>> BEGIN Excerpt

TDM 30200: Project 5 — 2023

Motivation: In this project we will slowly get familiar with SLURM, the job scheduler installed on Anvil.

Context: This is the first in a series of 3 projects focused on parallel computing using SLURM and Python.

Scope: SLURM, unix, Python

Learning Objectives
  • Use basic SLURM commands to submit jobs, check job status, kill jobs, and more.

Make sure to read about, and use the template found here, and the important information about projects submissions here.


The following questions will use the following dataset(s):

  • /anvil/projects/tdm/data/coco/unlabeled2017/*.jpg


Interested in being a TA? Please apply:

Question 1

This project (and the next) will have different types of deliverables. Each question will result in an entry in a Jupyter notebook, and/or 1 or more additional Python and/or Bash scripts.

To properly save screenshots in your Jupyter notebook, follow the guidelines here. Images that don’t appear in your notebook in Gradescope will not get credit.

When you start your JupyterLab session this week, BEFORE you start your session, please change "Processor cores requested" from 1 to 4. We will use 4 processing cores this week.

Most of the supercomputers here at Purdue, and Anvil, contain one or more frontends. Users can log in and submit jobs to run on one or more backends. To submit a job, users use SLURM.

SLURM is a job scheduler found on about 60% of the top 500 supercomputers.[1] In this project (and the next) we will learn about ways to schedule jobs on SLURM, and learn the tools used.

Let’s get started by using a program called salloc. A brief explanation is that salloc gets some resources (think memory and cpus), and runs the commands specified by the user. If the user doesn’t specify any commands, it will open the user’s default shell (bash, zsh, fish, etc.) in the allocated resource.

>> END Excerpt
>> BEGIN Record excerpts

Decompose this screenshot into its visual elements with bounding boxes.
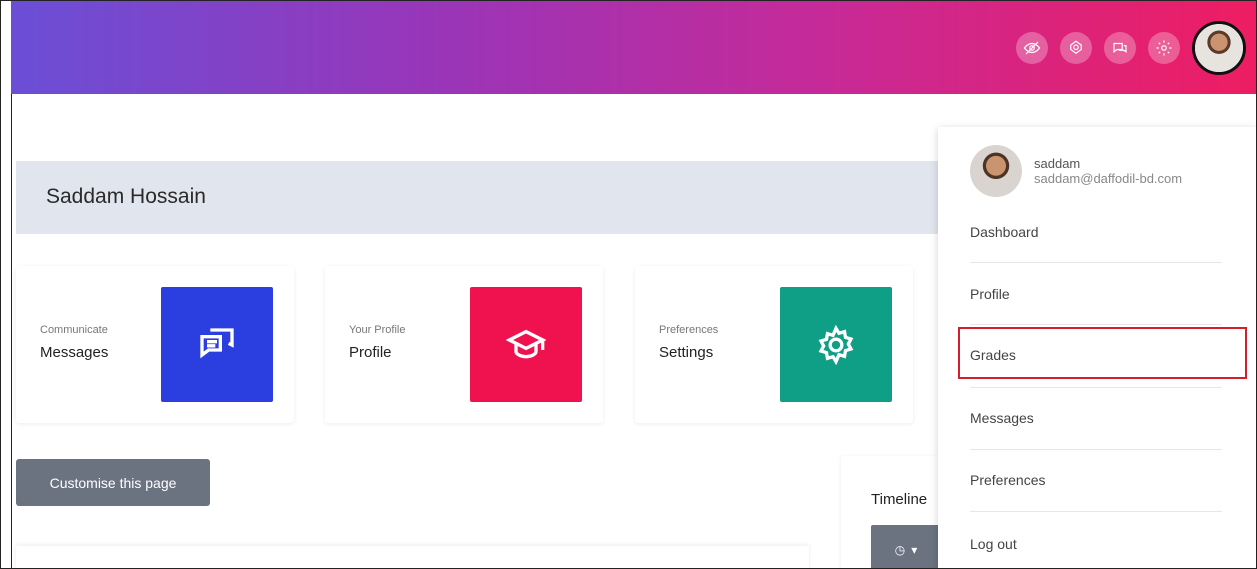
menu-item-profile[interactable]: Profile <box>970 286 1222 302</box>
timeline-title: Timeline <box>871 491 928 508</box>
grades-highlight-box <box>958 327 1247 379</box>
tile-messages[interactable]: Communicate Messages <box>16 266 294 423</box>
user-name: saddam <box>1034 156 1081 171</box>
settings-icon[interactable] <box>1148 32 1180 64</box>
tile-subtitle: Preferences <box>659 324 719 336</box>
menu-item-logout[interactable]: Log out <box>970 536 1222 552</box>
tile-profile[interactable]: Your Profile Profile <box>325 266 603 423</box>
gear-icon <box>780 287 892 402</box>
tile-subtitle: Your Profile <box>349 324 406 336</box>
page-frame: Saddam Hossain Communicate Messages Your… <box>0 0 1257 569</box>
tile-title: Messages <box>40 344 109 361</box>
tile-title: Profile <box>349 344 392 361</box>
tile-title: Settings <box>659 344 714 361</box>
menu-item-messages[interactable]: Messages <box>970 410 1222 426</box>
menu-item-preferences[interactable]: Preferences <box>970 472 1222 488</box>
clock-icon: ◷ <box>894 543 906 557</box>
tile-settings[interactable]: Preferences Settings <box>635 266 913 423</box>
tile-subtitle: Communicate <box>40 324 108 336</box>
timeline-filter-button[interactable]: ◷ ▾ <box>871 525 941 568</box>
divider <box>970 511 1222 512</box>
divider <box>970 387 1222 388</box>
divider <box>970 262 1222 263</box>
menu-item-dashboard[interactable]: Dashboard <box>970 224 1222 240</box>
avatar-image <box>1195 24 1243 72</box>
divider <box>970 324 1222 325</box>
user-avatar-button[interactable] <box>1192 21 1246 75</box>
graduation-cap-icon <box>470 287 582 402</box>
notification-icon[interactable] <box>1060 32 1092 64</box>
divider <box>970 449 1222 450</box>
top-navbar <box>11 1 1256 94</box>
dropdown-user-info: saddam saddam@daffodil-bd.com <box>970 145 1182 197</box>
chat-icon[interactable] <box>1104 32 1136 64</box>
avatar <box>970 145 1022 197</box>
navbar-icons <box>1016 21 1246 75</box>
chat-bubbles-icon <box>161 287 273 402</box>
page-title: Saddam Hossain <box>46 185 206 208</box>
content-card <box>16 546 809 568</box>
user-email: saddam@daffodil-bd.com <box>1034 171 1183 186</box>
eye-off-icon[interactable] <box>1016 32 1048 64</box>
dropdown-caret <box>1183 117 1203 127</box>
page-header: Saddam Hossain <box>16 161 976 234</box>
customise-page-button[interactable]: Customise this page <box>16 459 210 506</box>
chevron-down-icon: ▾ <box>911 543 918 557</box>
left-border <box>11 94 12 568</box>
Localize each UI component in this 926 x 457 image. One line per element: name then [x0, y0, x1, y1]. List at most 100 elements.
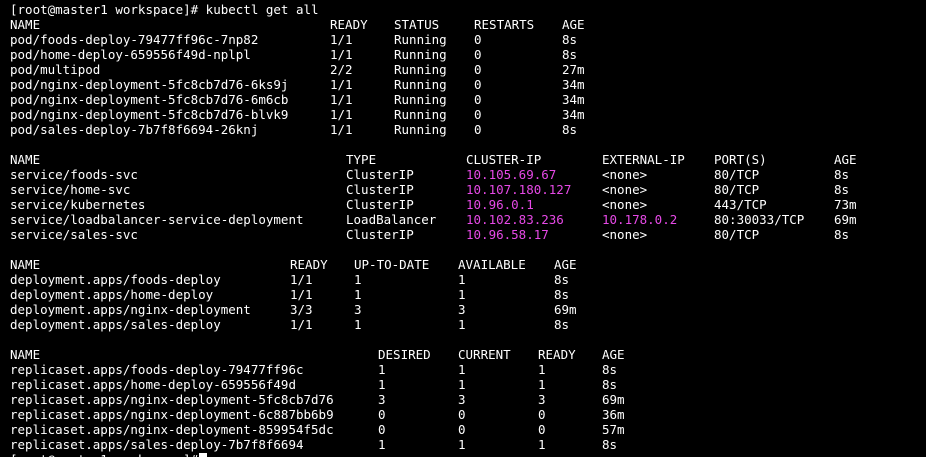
service-name: service/kubernetes [10, 197, 146, 212]
deployment-age: 8s [554, 287, 570, 302]
service-type: LoadBalancer [346, 212, 437, 227]
column-header: AGE [554, 257, 577, 272]
deployment-available: 1 [458, 287, 466, 302]
column-header: STATUS [394, 17, 440, 32]
deployment-age: 69m [554, 302, 577, 317]
pod-status: Running [394, 62, 447, 77]
pod-restarts: 0 [474, 122, 482, 137]
deployment-available: 1 [458, 317, 466, 332]
service-external-ip: <none> [602, 197, 648, 212]
service-cluster-ip: 10.102.83.236 [466, 212, 564, 227]
pod-age: 34m [562, 107, 585, 122]
cursor [199, 453, 208, 457]
replicaset-desired: 0 [378, 407, 386, 422]
replicaset-desired: 0 [378, 422, 386, 437]
replicaset-ready: 0 [538, 407, 546, 422]
service-age: 73m [834, 197, 857, 212]
pod-age: 34m [562, 92, 585, 107]
replicaset-desired: 1 [378, 377, 386, 392]
column-header: AGE [834, 152, 857, 167]
replicaset-age: 8s [602, 377, 618, 392]
pod-restarts: 0 [474, 62, 482, 77]
pod-ready: 2/2 [330, 62, 353, 77]
column-header: RESTARTS [474, 17, 535, 32]
replicaset-age: 36m [602, 407, 625, 422]
pod-status: Running [394, 92, 447, 107]
column-header: NAME [10, 347, 41, 362]
column-header: READY [330, 17, 368, 32]
column-header: PORT(S) [714, 152, 767, 167]
replicaset-current: 0 [458, 407, 466, 422]
pod-ready: 1/1 [330, 122, 353, 137]
deployment-name: deployment.apps/sales-deploy [10, 317, 221, 332]
service-age: 8s [834, 182, 850, 197]
column-header: UP-TO-DATE [354, 257, 430, 272]
deployment-name: deployment.apps/nginx-deployment [10, 302, 251, 317]
replicaset-current: 3 [458, 392, 466, 407]
replicaset-desired: 1 [378, 362, 386, 377]
service-cluster-ip: 10.96.58.17 [466, 227, 549, 242]
column-header: CURRENT [458, 347, 511, 362]
pod-status: Running [394, 122, 447, 137]
column-header: NAME [10, 152, 41, 167]
pod-status: Running [394, 47, 447, 62]
pod-status: Running [394, 107, 447, 122]
deployment-up-to-date: 1 [354, 272, 362, 287]
service-age: 69m [834, 212, 857, 227]
pod-name: pod/multipod [10, 62, 101, 77]
final-prompt: [root@master1 workspace]# [10, 452, 208, 457]
deployment-ready: 1/1 [290, 287, 313, 302]
pod-restarts: 0 [474, 92, 482, 107]
pod-age: 34m [562, 77, 585, 92]
replicaset-age: 8s [602, 437, 618, 452]
service-name: service/sales-svc [10, 227, 138, 242]
deployment-up-to-date: 1 [354, 287, 362, 302]
terminal-window[interactable]: [root@master1 workspace]# kubectl get al… [0, 0, 926, 457]
column-header: AGE [562, 17, 585, 32]
replicaset-age: 57m [602, 422, 625, 437]
service-type: ClusterIP [346, 167, 414, 182]
service-name: service/home-svc [10, 182, 131, 197]
deployment-name: deployment.apps/foods-deploy [10, 272, 221, 287]
deployment-age: 8s [554, 272, 570, 287]
command-prompt: [root@master1 workspace]# kubectl get al… [10, 2, 319, 17]
deployment-available: 1 [458, 272, 466, 287]
replicaset-age: 69m [602, 392, 625, 407]
replicaset-ready: 1 [538, 377, 546, 392]
deployment-name: deployment.apps/home-deploy [10, 287, 214, 302]
service-cluster-ip: 10.96.0.1 [466, 197, 534, 212]
pod-age: 8s [562, 47, 578, 62]
column-header: READY [290, 257, 328, 272]
deployment-ready: 3/3 [290, 302, 313, 317]
service-type: ClusterIP [346, 197, 414, 212]
service-external-ip: 10.178.0.2 [602, 212, 678, 227]
pod-name: pod/nginx-deployment-5fc8cb7d76-6m6cb [10, 92, 289, 107]
replicaset-name: replicaset.apps/home-deploy-659556f49d [10, 377, 296, 392]
pod-ready: 1/1 [330, 107, 353, 122]
pod-name: pod/foods-deploy-79477ff96c-7np82 [10, 32, 259, 47]
replicaset-name: replicaset.apps/sales-deploy-7b7f8f6694 [10, 437, 304, 452]
pod-ready: 1/1 [330, 77, 353, 92]
deployment-up-to-date: 1 [354, 317, 362, 332]
service-cluster-ip: 10.107.180.127 [466, 182, 572, 197]
pod-name: pod/nginx-deployment-5fc8cb7d76-6ks9j [10, 77, 289, 92]
service-ports: 80/TCP [714, 227, 760, 242]
column-header: CLUSTER-IP [466, 152, 542, 167]
column-header: AVAILABLE [458, 257, 526, 272]
service-external-ip: <none> [602, 167, 648, 182]
replicaset-desired: 1 [378, 437, 386, 452]
pod-name: pod/nginx-deployment-5fc8cb7d76-blvk9 [10, 107, 289, 122]
column-header: AGE [602, 347, 625, 362]
replicaset-name: replicaset.apps/foods-deploy-79477ff96c [10, 362, 304, 377]
pod-ready: 1/1 [330, 47, 353, 62]
replicaset-current: 0 [458, 422, 466, 437]
service-cluster-ip: 10.105.69.67 [466, 167, 557, 182]
pod-name: pod/home-deploy-659556f49d-nplpl [10, 47, 251, 62]
service-ports: 80/TCP [714, 167, 760, 182]
deployment-available: 3 [458, 302, 466, 317]
service-age: 8s [834, 167, 850, 182]
column-header: NAME [10, 17, 41, 32]
replicaset-current: 1 [458, 362, 466, 377]
replicaset-ready: 3 [538, 392, 546, 407]
pod-status: Running [394, 32, 447, 47]
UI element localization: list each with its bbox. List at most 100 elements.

>> END Record excerpts

## Job
Can you carry on the SLURM project handout from the point where it stops?

## The output
Open a terminal and give it a try.

salloc -A cis220051 -p shared -n 3 -c 1 -t 00:05:00 --mem-per-cpu=1918

After some output, you should notice that your shell changed. Type hostname followed by enter to see that your host has changed from to You are in a different system! Very cool!

To find out what the other options are read

  • The -A cis220051 option could have also been written --account=cis220051. This indicates which account to use when allocating the resources (memory and cpus). You can also think of this as a "queue" or "the datamine queue". Jobs submitted using this option will use the resources we pay for. Only users with permissions can submit to our queue.

  • The -n 3 option could have also been written --ntasks=3. This indicates how many tasks we may need for the job.

  • The -c 1 option could have also been written --cpus-per-task=1. This indicates the number of cores per task.

  • The -t 00:05:00 option could have also been written --time=00:05:00. This indicates how long the job may run for. If the time exceeds the time limit, the job is killed.

  • The --mem-per-cpu=1918 option indicates how much memory (in MB) we may need for each cpu in the job.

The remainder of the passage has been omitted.